WRITTEN PROBLEM: Check every line of the material below for "median". Give the number of lines that have it, and only that.
**********
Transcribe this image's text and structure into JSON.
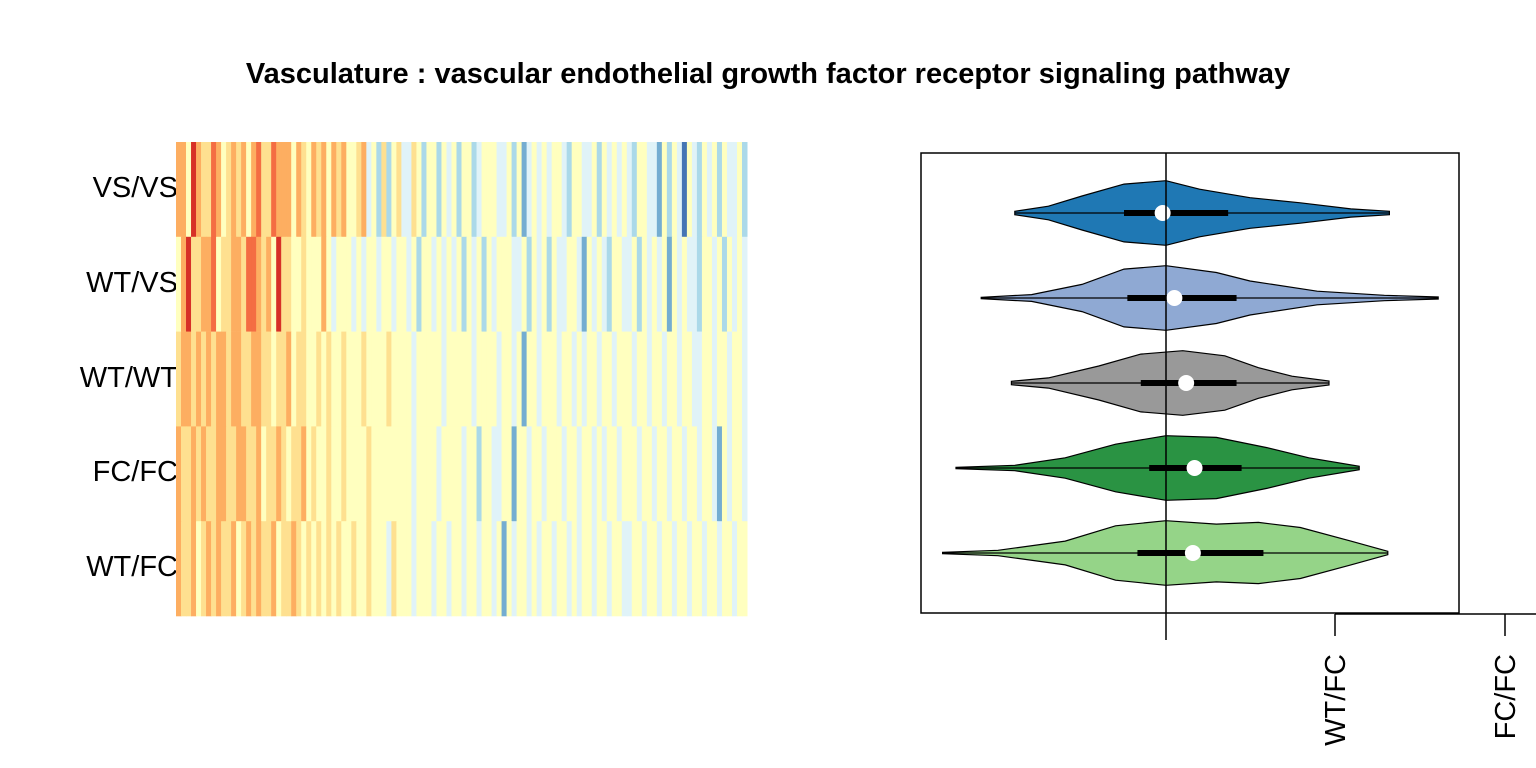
{
  "title": "Vasculature : vascular endothelial growth factor receptor signaling pathway",
  "chart_data": [
    {
      "type": "heatmap",
      "rows": [
        "VS/VS",
        "WT/VS",
        "WT/WT",
        "FC/FC",
        "WT/FC"
      ],
      "n_columns": 114,
      "color_scale": [
        "#d73027",
        "#f46d43",
        "#fdae61",
        "#fee090",
        "#ffffbf",
        "#e0f3f8",
        "#abd9e9",
        "#74add1",
        "#4575b4"
      ],
      "values": [
        [
          0.2,
          0.3,
          0.45,
          0.05,
          0.25,
          0.35,
          0.4,
          0.15,
          0.3,
          0.45,
          0.35,
          0.2,
          0.4,
          0.25,
          0.5,
          0.3,
          0.15,
          0.4,
          0.35,
          0.1,
          0.3,
          0.2,
          0.25,
          0.45,
          0.3,
          0.35,
          0.5,
          0.25,
          0.4,
          0.2,
          0.55,
          0.3,
          0.35,
          0.25,
          0.45,
          0.5,
          0.35,
          0.3,
          0.6,
          0.55,
          0.7,
          0.4,
          0.75,
          0.5,
          0.35,
          0.6,
          0.65,
          0.4,
          0.55,
          0.7,
          0.5,
          0.45,
          0.8,
          0.55,
          0.6,
          0.5,
          0.7,
          0.45,
          0.5,
          0.75,
          0.6,
          0.55,
          0.45,
          0.5,
          0.65,
          0.6,
          0.55,
          0.7,
          0.5,
          0.85,
          0.6,
          0.55,
          0.65,
          0.5,
          0.6,
          0.45,
          0.55,
          0.6,
          0.7,
          0.5,
          0.55,
          0.6,
          0.65,
          0.55,
          0.75,
          0.5,
          0.6,
          0.55,
          0.65,
          0.45,
          0.6,
          0.7,
          0.5,
          0.55,
          0.6,
          0.65,
          0.85,
          0.5,
          0.7,
          0.55,
          0.6,
          0.95,
          0.5,
          0.65,
          0.7,
          0.45,
          0.6,
          0.55,
          0.75,
          0.5,
          0.6,
          0.65,
          0.55,
          0.7
        ],
        [
          0.45,
          0.3,
          0.05,
          0.35,
          0.4,
          0.2,
          0.3,
          0.15,
          0.45,
          0.35,
          0.4,
          0.25,
          0.3,
          0.4,
          0.15,
          0.1,
          0.2,
          0.35,
          0.3,
          0.45,
          0.05,
          0.4,
          0.35,
          0.5,
          0.45,
          0.4,
          0.55,
          0.45,
          0.5,
          0.3,
          0.5,
          0.6,
          0.45,
          0.55,
          0.5,
          0.65,
          0.55,
          0.6,
          0.5,
          0.45,
          0.6,
          0.55,
          0.5,
          0.65,
          0.5,
          0.55,
          0.6,
          0.5,
          0.7,
          0.55,
          0.45,
          0.6,
          0.5,
          0.65,
          0.55,
          0.6,
          0.5,
          0.75,
          0.55,
          0.6,
          0.5,
          0.7,
          0.55,
          0.6,
          0.45,
          0.55,
          0.5,
          0.65,
          0.6,
          0.55,
          0.7,
          0.5,
          0.6,
          0.55,
          0.75,
          0.5,
          0.6,
          0.65,
          0.55,
          0.5,
          0.6,
          0.85,
          0.55,
          0.6,
          0.5,
          0.65,
          0.7,
          0.55,
          0.5,
          0.6,
          0.65,
          0.55,
          0.7,
          0.5,
          0.6,
          0.55,
          0.65,
          0.5,
          0.9,
          0.55,
          0.6,
          0.5,
          0.65,
          0.6,
          0.7,
          0.55,
          0.5,
          0.6,
          0.55,
          0.75,
          0.5,
          0.6,
          0.55,
          0.65
        ],
        [
          0.35,
          0.3,
          0.25,
          0.4,
          0.3,
          0.35,
          0.25,
          0.4,
          0.3,
          0.2,
          0.35,
          0.3,
          0.25,
          0.4,
          0.35,
          0.3,
          0.25,
          0.35,
          0.4,
          0.45,
          0.35,
          0.4,
          0.3,
          0.45,
          0.35,
          0.4,
          0.45,
          0.5,
          0.35,
          0.45,
          0.4,
          0.5,
          0.45,
          0.4,
          0.55,
          0.45,
          0.5,
          0.4,
          0.45,
          0.55,
          0.5,
          0.45,
          0.4,
          0.5,
          0.45,
          0.55,
          0.5,
          0.6,
          0.45,
          0.5,
          0.55,
          0.45,
          0.5,
          0.6,
          0.55,
          0.5,
          0.45,
          0.55,
          0.5,
          0.6,
          0.55,
          0.5,
          0.55,
          0.45,
          0.6,
          0.5,
          0.55,
          0.6,
          0.5,
          0.85,
          0.55,
          0.5,
          0.6,
          0.45,
          0.55,
          0.5,
          0.6,
          0.55,
          0.5,
          0.6,
          0.55,
          0.65,
          0.5,
          0.55,
          0.6,
          0.5,
          0.55,
          0.6,
          0.5,
          0.55,
          0.45,
          0.6,
          0.5,
          0.55,
          0.6,
          0.5,
          0.55,
          0.6,
          0.5,
          0.55,
          0.6,
          0.5,
          0.55,
          0.6,
          0.65,
          0.5,
          0.55,
          0.6,
          0.5,
          0.55,
          0.6,
          0.5,
          0.55,
          0.6
        ],
        [
          0.3,
          0.35,
          0.4,
          0.25,
          0.35,
          0.3,
          0.4,
          0.35,
          0.2,
          0.3,
          0.35,
          0.4,
          0.3,
          0.25,
          0.4,
          0.35,
          0.3,
          0.45,
          0.4,
          0.35,
          0.3,
          0.4,
          0.45,
          0.35,
          0.4,
          0.3,
          0.45,
          0.4,
          0.5,
          0.45,
          0.4,
          0.5,
          0.45,
          0.4,
          0.55,
          0.5,
          0.45,
          0.5,
          0.4,
          0.55,
          0.5,
          0.45,
          0.5,
          0.55,
          0.45,
          0.5,
          0.55,
          0.6,
          0.5,
          0.45,
          0.55,
          0.5,
          0.6,
          0.55,
          0.5,
          0.45,
          0.55,
          0.6,
          0.5,
          0.55,
          0.7,
          0.5,
          0.55,
          0.6,
          0.65,
          0.5,
          0.55,
          0.9,
          0.55,
          0.5,
          0.6,
          0.55,
          0.5,
          0.6,
          0.55,
          0.5,
          0.55,
          0.6,
          0.5,
          0.55,
          0.6,
          0.5,
          0.55,
          0.6,
          0.5,
          0.65,
          0.55,
          0.5,
          0.6,
          0.55,
          0.5,
          0.55,
          0.6,
          0.5,
          0.55,
          0.6,
          0.5,
          0.55,
          0.6,
          0.5,
          0.55,
          0.6,
          0.5,
          0.55,
          0.6,
          0.5,
          0.55,
          0.6,
          0.85,
          0.55,
          0.6,
          0.5,
          0.55,
          0.6
        ],
        [
          0.25,
          0.35,
          0.4,
          0.3,
          0.45,
          0.35,
          0.3,
          0.4,
          0.25,
          0.35,
          0.4,
          0.3,
          0.45,
          0.35,
          0.3,
          0.4,
          0.2,
          0.35,
          0.4,
          0.3,
          0.45,
          0.35,
          0.4,
          0.3,
          0.35,
          0.45,
          0.4,
          0.5,
          0.35,
          0.45,
          0.4,
          0.5,
          0.35,
          0.45,
          0.55,
          0.4,
          0.5,
          0.45,
          0.35,
          0.55,
          0.5,
          0.45,
          0.6,
          0.4,
          0.5,
          0.55,
          0.45,
          0.6,
          0.5,
          0.55,
          0.45,
          0.6,
          0.5,
          0.55,
          0.65,
          0.45,
          0.5,
          0.6,
          0.55,
          0.5,
          0.65,
          0.55,
          0.5,
          0.6,
          0.55,
          0.9,
          0.5,
          0.6,
          0.55,
          0.5,
          0.65,
          0.55,
          0.6,
          0.5,
          0.55,
          0.6,
          0.5,
          0.55,
          0.6,
          0.5,
          0.65,
          0.55,
          0.5,
          0.6,
          0.55,
          0.5,
          0.6,
          0.55,
          0.5,
          0.6,
          0.65,
          0.5,
          0.55,
          0.6,
          0.5,
          0.55,
          0.6,
          0.5,
          0.55,
          0.6,
          0.5,
          0.55,
          0.6,
          0.5,
          0.55,
          0.6,
          0.5,
          0.55,
          0.6,
          0.5,
          0.55,
          0.6,
          0.5,
          0.55
        ]
      ]
    },
    {
      "type": "violin",
      "orientation": "horizontal",
      "xlim": [
        -1.45,
        1.75
      ],
      "reference_line": 0,
      "groups": [
        {
          "color": "#1f78b4",
          "min": -0.9,
          "q1": -0.25,
          "median": -0.02,
          "q3": 0.37,
          "max": 1.33,
          "max_half_height": 0.5,
          "density": [
            [
              -0.9,
              0.05
            ],
            [
              -0.7,
              0.2
            ],
            [
              -0.5,
              0.5
            ],
            [
              -0.25,
              0.85
            ],
            [
              0.0,
              0.95
            ],
            [
              0.2,
              0.7
            ],
            [
              0.5,
              0.45
            ],
            [
              0.8,
              0.3
            ],
            [
              1.1,
              0.12
            ],
            [
              1.33,
              0.05
            ]
          ]
        },
        {
          "color": "#8fa9d3",
          "min": -1.1,
          "q1": -0.23,
          "median": 0.05,
          "q3": 0.42,
          "max": 1.62,
          "max_half_height": 0.5,
          "density": [
            [
              -1.1,
              0.02
            ],
            [
              -0.8,
              0.1
            ],
            [
              -0.5,
              0.4
            ],
            [
              -0.25,
              0.85
            ],
            [
              0.0,
              0.95
            ],
            [
              0.3,
              0.75
            ],
            [
              0.5,
              0.5
            ],
            [
              0.9,
              0.2
            ],
            [
              1.3,
              0.08
            ],
            [
              1.62,
              0.03
            ]
          ]
        },
        {
          "color": "#999999",
          "min": -0.92,
          "q1": -0.15,
          "median": 0.12,
          "q3": 0.42,
          "max": 0.97,
          "max_half_height": 0.5,
          "density": [
            [
              -0.92,
              0.05
            ],
            [
              -0.7,
              0.15
            ],
            [
              -0.4,
              0.5
            ],
            [
              -0.15,
              0.85
            ],
            [
              0.1,
              0.95
            ],
            [
              0.35,
              0.8
            ],
            [
              0.55,
              0.45
            ],
            [
              0.75,
              0.2
            ],
            [
              0.97,
              0.06
            ]
          ]
        },
        {
          "color": "#2a9343",
          "min": -1.25,
          "q1": -0.1,
          "median": 0.17,
          "q3": 0.45,
          "max": 1.15,
          "max_half_height": 0.5,
          "density": [
            [
              -1.25,
              0.02
            ],
            [
              -0.9,
              0.08
            ],
            [
              -0.6,
              0.3
            ],
            [
              -0.3,
              0.7
            ],
            [
              0.0,
              0.95
            ],
            [
              0.3,
              0.9
            ],
            [
              0.6,
              0.6
            ],
            [
              0.85,
              0.3
            ],
            [
              1.15,
              0.05
            ]
          ]
        },
        {
          "color": "#95d488",
          "min": -1.33,
          "q1": -0.17,
          "median": 0.16,
          "q3": 0.58,
          "max": 1.32,
          "max_half_height": 0.5,
          "density": [
            [
              -1.33,
              0.02
            ],
            [
              -1.0,
              0.08
            ],
            [
              -0.6,
              0.35
            ],
            [
              -0.3,
              0.8
            ],
            [
              0.0,
              0.95
            ],
            [
              0.3,
              0.85
            ],
            [
              0.55,
              0.9
            ],
            [
              0.8,
              0.75
            ],
            [
              1.1,
              0.35
            ],
            [
              1.32,
              0.05
            ]
          ]
        }
      ],
      "tick_labels": [
        "WT/FC",
        "FC/FC"
      ]
    }
  ]
}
**********
FINISHED ANSWER: 5